• **THE EXERCISE**: Repeat every record below exactly, leaving out the pictures.

• **DATA RECORDS**:

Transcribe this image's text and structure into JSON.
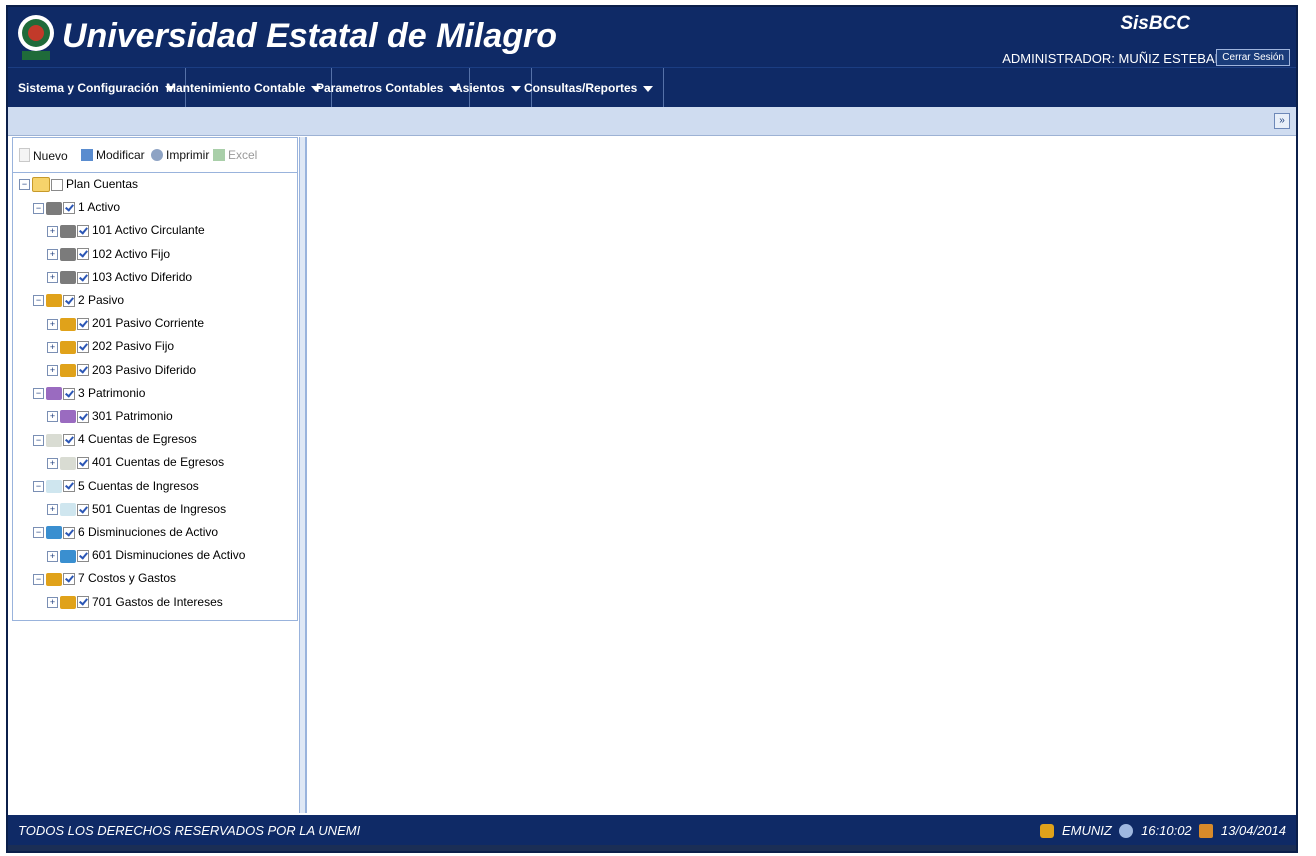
{
  "header": {
    "title": "Universidad Estatal de Milagro",
    "system_name": "SisBCC",
    "user_label": "ADMINISTRADOR: MUÑIZ ESTEBAN",
    "logout_label": "Cerrar Sesión"
  },
  "menu": [
    {
      "label": "Sistema y Configuración"
    },
    {
      "label": "Mantenimiento Contable"
    },
    {
      "label": "Parametros Contables"
    },
    {
      "label": "Asientos"
    },
    {
      "label": "Consultas/Reportes"
    }
  ],
  "toolbar": {
    "new_label": "Nuevo",
    "edit_label": "Modificar",
    "print_label": "Imprimir",
    "excel_label": "Excel"
  },
  "tree": {
    "root": "Plan Cuentas",
    "nodes": [
      {
        "label": "1 Activo",
        "color": "#7b7b7b"
      },
      {
        "label": "101 Activo Circulante",
        "color": "#7b7b7b"
      },
      {
        "label": "102 Activo Fijo",
        "color": "#7b7b7b"
      },
      {
        "label": "103 Activo Diferido",
        "color": "#7b7b7b"
      },
      {
        "label": "2 Pasivo",
        "color": "#e0a21a"
      },
      {
        "label": "201 Pasivo Corriente",
        "color": "#e0a21a"
      },
      {
        "label": "202 Pasivo Fijo",
        "color": "#e0a21a"
      },
      {
        "label": "203 Pasivo Diferido",
        "color": "#e0a21a"
      },
      {
        "label": "3 Patrimonio",
        "color": "#9a6bc0"
      },
      {
        "label": "301 Patrimonio",
        "color": "#9a6bc0"
      },
      {
        "label": "4 Cuentas de Egresos",
        "color": "#d9dcd3"
      },
      {
        "label": "401 Cuentas de Egresos",
        "color": "#d9dcd3"
      },
      {
        "label": "5 Cuentas de Ingresos",
        "color": "#cfe6ef"
      },
      {
        "label": "501 Cuentas de Ingresos",
        "color": "#cfe6ef"
      },
      {
        "label": "6 Disminuciones de Activo",
        "color": "#3a8fd0"
      },
      {
        "label": "601 Disminuciones de Activo",
        "color": "#3a8fd0"
      },
      {
        "label": "7 Costos y Gastos",
        "color": "#e0a21a"
      },
      {
        "label": "701 Gastos de Intereses",
        "color": "#e0a21a"
      }
    ]
  },
  "footer": {
    "rights": "TODOS LOS DERECHOS RESERVADOS POR LA UNEMI",
    "user": "EMUNIZ",
    "time": "16:10:02",
    "date": "13/04/2014"
  }
}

• **SOLUTION**:
Transcribe this image's text and structure into JSON.
{
  "header": {
    "title": "Universidad Estatal de Milagro",
    "system_name": "SisBCC",
    "user_label": "ADMINISTRADOR: MUÑIZ ESTEBAN",
    "logout_label": "Cerrar Sesión"
  },
  "menu": [
    {
      "label": "Sistema y Configuración"
    },
    {
      "label": "Mantenimiento Contable"
    },
    {
      "label": "Parametros Contables"
    },
    {
      "label": "Asientos"
    },
    {
      "label": "Consultas/Reportes"
    }
  ],
  "toolbar": {
    "new_label": "Nuevo",
    "edit_label": "Modificar",
    "print_label": "Imprimir",
    "excel_label": "Excel"
  },
  "tree": {
    "root": "Plan Cuentas",
    "nodes": [
      {
        "label": "1 Activo",
        "color": "#7b7b7b"
      },
      {
        "label": "101 Activo Circulante",
        "color": "#7b7b7b"
      },
      {
        "label": "102 Activo Fijo",
        "color": "#7b7b7b"
      },
      {
        "label": "103 Activo Diferido",
        "color": "#7b7b7b"
      },
      {
        "label": "2 Pasivo",
        "color": "#e0a21a"
      },
      {
        "label": "201 Pasivo Corriente",
        "color": "#e0a21a"
      },
      {
        "label": "202 Pasivo Fijo",
        "color": "#e0a21a"
      },
      {
        "label": "203 Pasivo Diferido",
        "color": "#e0a21a"
      },
      {
        "label": "3 Patrimonio",
        "color": "#9a6bc0"
      },
      {
        "label": "301 Patrimonio",
        "color": "#9a6bc0"
      },
      {
        "label": "4 Cuentas de Egresos",
        "color": "#d9dcd3"
      },
      {
        "label": "401 Cuentas de Egresos",
        "color": "#d9dcd3"
      },
      {
        "label": "5 Cuentas de Ingresos",
        "color": "#cfe6ef"
      },
      {
        "label": "501 Cuentas de Ingresos",
        "color": "#cfe6ef"
      },
      {
        "label": "6 Disminuciones de Activo",
        "color": "#3a8fd0"
      },
      {
        "label": "601 Disminuciones de Activo",
        "color": "#3a8fd0"
      },
      {
        "label": "7 Costos y Gastos",
        "color": "#e0a21a"
      },
      {
        "label": "701 Gastos de Intereses",
        "color": "#e0a21a"
      }
    ]
  },
  "footer": {
    "rights": "TODOS LOS DERECHOS RESERVADOS POR LA UNEMI",
    "user": "EMUNIZ",
    "time": "16:10:02",
    "date": "13/04/2014"
  }
}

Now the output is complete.